» EXERCISE OBJECTIVE
Work out the number of lines with "JSON" in them. Reply with that number and no other words.

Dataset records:
────────────────────────────────────────

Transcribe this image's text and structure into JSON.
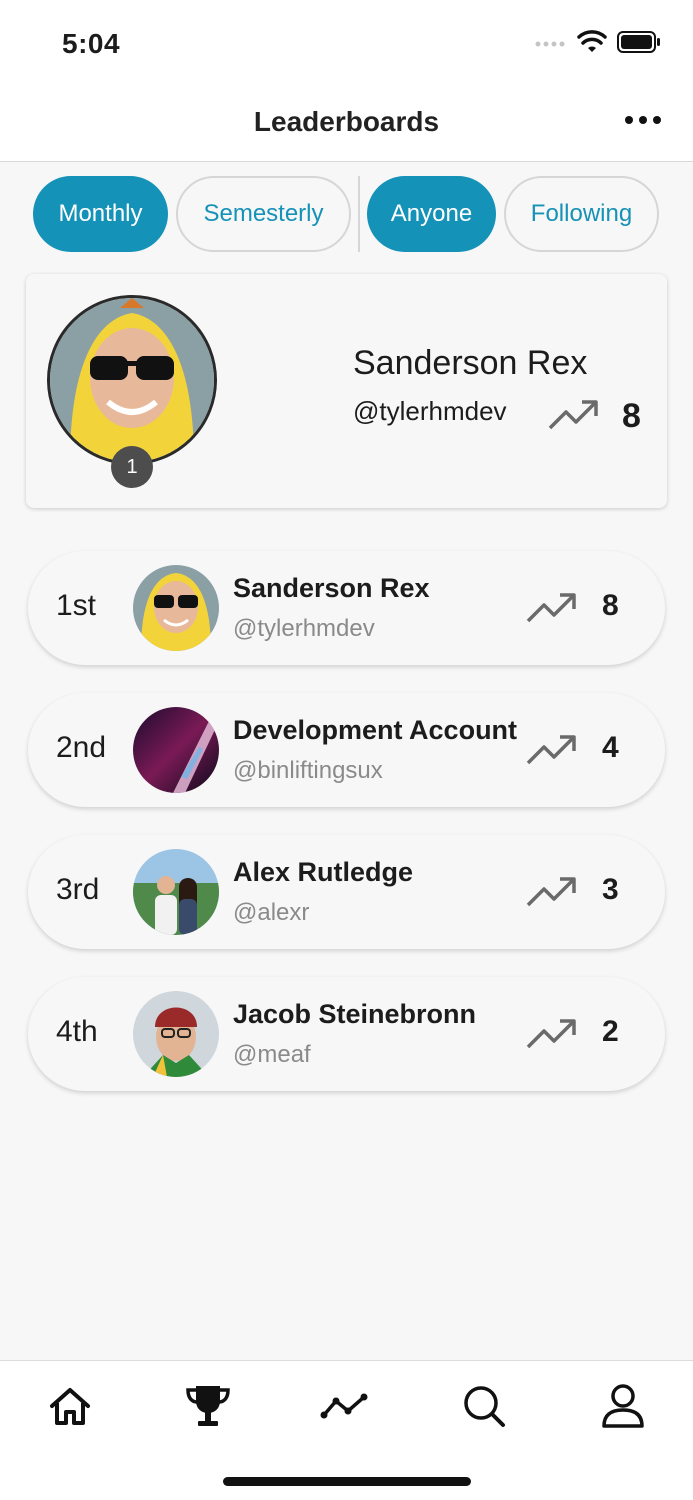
{
  "status_bar": {
    "time": "5:04"
  },
  "header": {
    "title": "Leaderboards",
    "more_icon": "more-horizontal-icon"
  },
  "filters": {
    "period": [
      {
        "label": "Monthly",
        "active": true
      },
      {
        "label": "Semesterly",
        "active": false
      }
    ],
    "audience": [
      {
        "label": "Anyone",
        "active": true
      },
      {
        "label": "Following",
        "active": false
      }
    ]
  },
  "featured": {
    "name": "Sanderson Rex",
    "handle": "@tylerhmdev",
    "rank": "1",
    "score": "8",
    "trend_icon": "trending-up-icon"
  },
  "leaderboard": [
    {
      "rank": "1st",
      "name": "Sanderson Rex",
      "handle": "@tylerhmdev",
      "score": "8"
    },
    {
      "rank": "2nd",
      "name": "Development Account",
      "handle": "@binliftingsux",
      "score": "4"
    },
    {
      "rank": "3rd",
      "name": "Alex Rutledge",
      "handle": "@alexr",
      "score": "3"
    },
    {
      "rank": "4th",
      "name": "Jacob Steinebronn",
      "handle": "@meaf",
      "score": "2"
    }
  ],
  "tabbar": {
    "items": [
      "home-icon",
      "trophy-icon",
      "activity-icon",
      "search-icon",
      "profile-icon"
    ]
  },
  "colors": {
    "accent": "#1592b7",
    "background": "#f7f7f7",
    "badge": "#4d4d4d"
  }
}
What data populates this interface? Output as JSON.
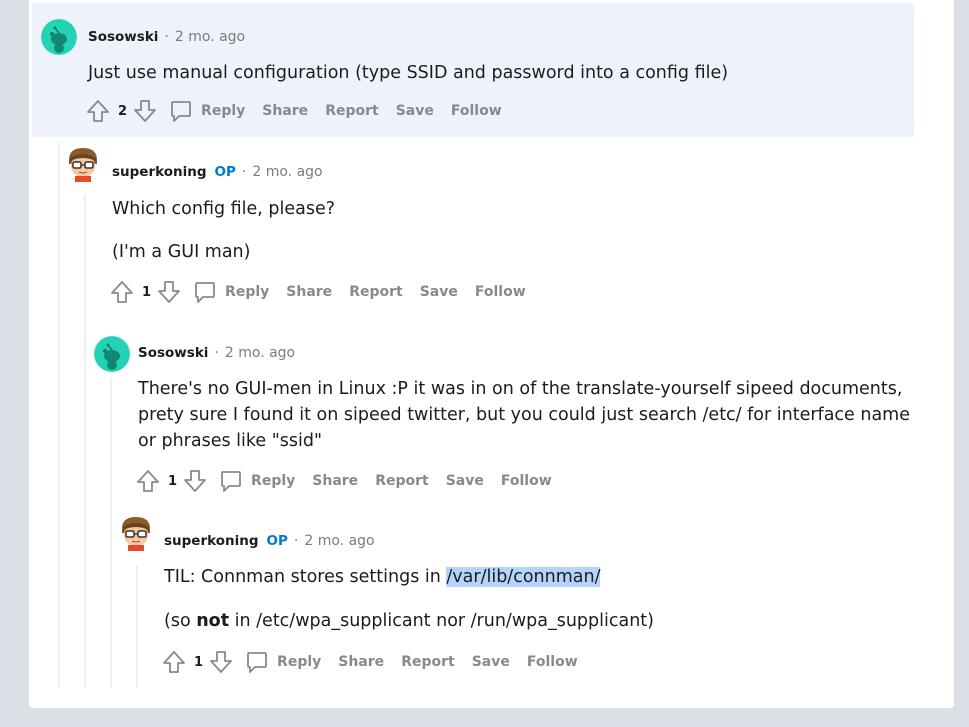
{
  "comments": [
    {
      "author": "Sosowski",
      "op_badge": "",
      "separator": "·",
      "time": "2 mo. ago",
      "avatar": "snoo-green-avatar",
      "paragraphs": [
        "Just use manual configuration (type SSID and password into a config file)"
      ],
      "votes": "2"
    },
    {
      "author": "superkoning",
      "op_badge": "OP",
      "separator": "·",
      "time": "2 mo. ago",
      "avatar": "glasses-character-avatar",
      "paragraphs": [
        "Which config file, please?",
        "(I'm a GUI man)"
      ],
      "votes": "1"
    },
    {
      "author": "Sosowski",
      "op_badge": "",
      "separator": "·",
      "time": "2 mo. ago",
      "avatar": "snoo-green-avatar",
      "paragraphs": [
        "There's no GUI-men in Linux :P it was in on of the translate-yourself sipeed documents, prety sure I found it on sipeed twitter, but you could just search /etc/ for interface name or phrases like \"ssid\""
      ],
      "votes": "1"
    },
    {
      "author": "superkoning",
      "op_badge": "OP",
      "separator": "·",
      "time": "2 mo. ago",
      "avatar": "glasses-character-avatar",
      "p1_prefix": "TIL: Connman stores settings in ",
      "p1_selected": "/var/lib/connman/",
      "p2_prefix": "(so ",
      "p2_bold": "not",
      "p2_suffix": " in /etc/wpa_supplicant nor /run/wpa_supplicant)",
      "votes": "1"
    }
  ],
  "actions": {
    "reply": "Reply",
    "share": "Share",
    "report": "Report",
    "save": "Save",
    "follow": "Follow"
  },
  "icons": {
    "upvote": "upvote-arrow-icon",
    "downvote": "downvote-arrow-icon",
    "reply": "comment-bubble-icon"
  },
  "colors": {
    "background": "#dae0e6",
    "highlight": "#eef3fb",
    "op": "#0079d3",
    "muted": "#7c7c7c",
    "action": "#878a8c",
    "snoo": "#24d3b5",
    "selection": "#b3d4fc"
  }
}
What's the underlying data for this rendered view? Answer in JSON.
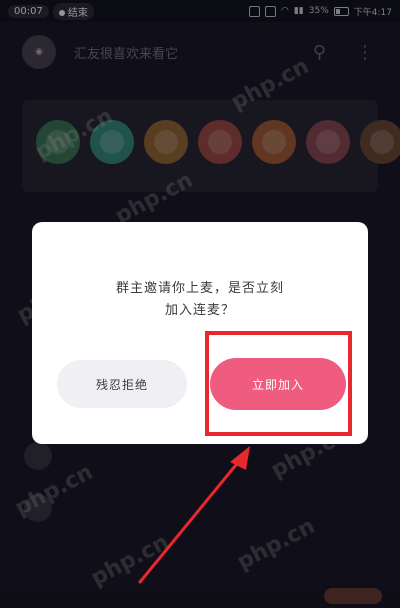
{
  "status_bar": {
    "time_badge": "00:07",
    "end_badge": "结束",
    "battery": "35%",
    "clock": "下午4:17"
  },
  "room": {
    "title": "汇友很喜欢来看它"
  },
  "dialog": {
    "message_line1": "群主邀请你上麦，是否立刻",
    "message_line2": "加入连麦？",
    "decline_label": "残忍拒绝",
    "join_label": "立即加入"
  },
  "watermark": "php.cn",
  "colors": {
    "join_button": "#ef5c80",
    "decline_button": "#efeff4",
    "highlight": "#e8272e",
    "background": "#1d1b2b"
  },
  "icons": [
    "search-icon",
    "more-icon",
    "wifi-icon",
    "battery-icon"
  ]
}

────────────────────────────────────────

» COMPLETE OUTPUT
3